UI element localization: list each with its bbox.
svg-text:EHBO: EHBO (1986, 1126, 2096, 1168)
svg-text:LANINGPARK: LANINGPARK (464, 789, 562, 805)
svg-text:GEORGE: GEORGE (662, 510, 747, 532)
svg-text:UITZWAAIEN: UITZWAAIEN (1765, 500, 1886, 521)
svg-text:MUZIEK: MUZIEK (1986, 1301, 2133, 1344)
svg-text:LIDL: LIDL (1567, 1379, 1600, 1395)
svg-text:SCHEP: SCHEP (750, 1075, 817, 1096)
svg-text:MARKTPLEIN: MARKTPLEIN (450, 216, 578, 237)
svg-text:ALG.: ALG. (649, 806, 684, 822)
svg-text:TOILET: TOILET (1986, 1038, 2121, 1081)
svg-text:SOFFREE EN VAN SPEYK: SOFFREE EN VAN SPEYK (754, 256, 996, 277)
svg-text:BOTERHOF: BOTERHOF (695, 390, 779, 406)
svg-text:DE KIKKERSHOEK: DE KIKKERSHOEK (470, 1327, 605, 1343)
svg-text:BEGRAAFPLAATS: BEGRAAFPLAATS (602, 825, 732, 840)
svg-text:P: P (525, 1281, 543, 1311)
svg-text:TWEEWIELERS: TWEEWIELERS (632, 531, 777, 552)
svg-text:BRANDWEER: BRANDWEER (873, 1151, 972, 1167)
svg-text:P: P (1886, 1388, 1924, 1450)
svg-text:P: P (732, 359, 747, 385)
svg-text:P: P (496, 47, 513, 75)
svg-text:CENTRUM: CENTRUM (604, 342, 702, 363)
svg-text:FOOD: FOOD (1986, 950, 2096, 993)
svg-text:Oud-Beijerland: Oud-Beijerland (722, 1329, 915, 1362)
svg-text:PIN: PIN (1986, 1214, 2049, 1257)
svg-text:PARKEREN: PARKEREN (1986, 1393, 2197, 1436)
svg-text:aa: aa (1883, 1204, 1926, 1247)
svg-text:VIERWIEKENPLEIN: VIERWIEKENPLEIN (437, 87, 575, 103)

DESCRIPTION OF THE TASK —
Filter the data above and copy every line that contains the word "PARKEREN", with case counting.

CORRECT OUTPUT —
svg-text:PARKEREN: PARKEREN (1986, 1393, 2197, 1436)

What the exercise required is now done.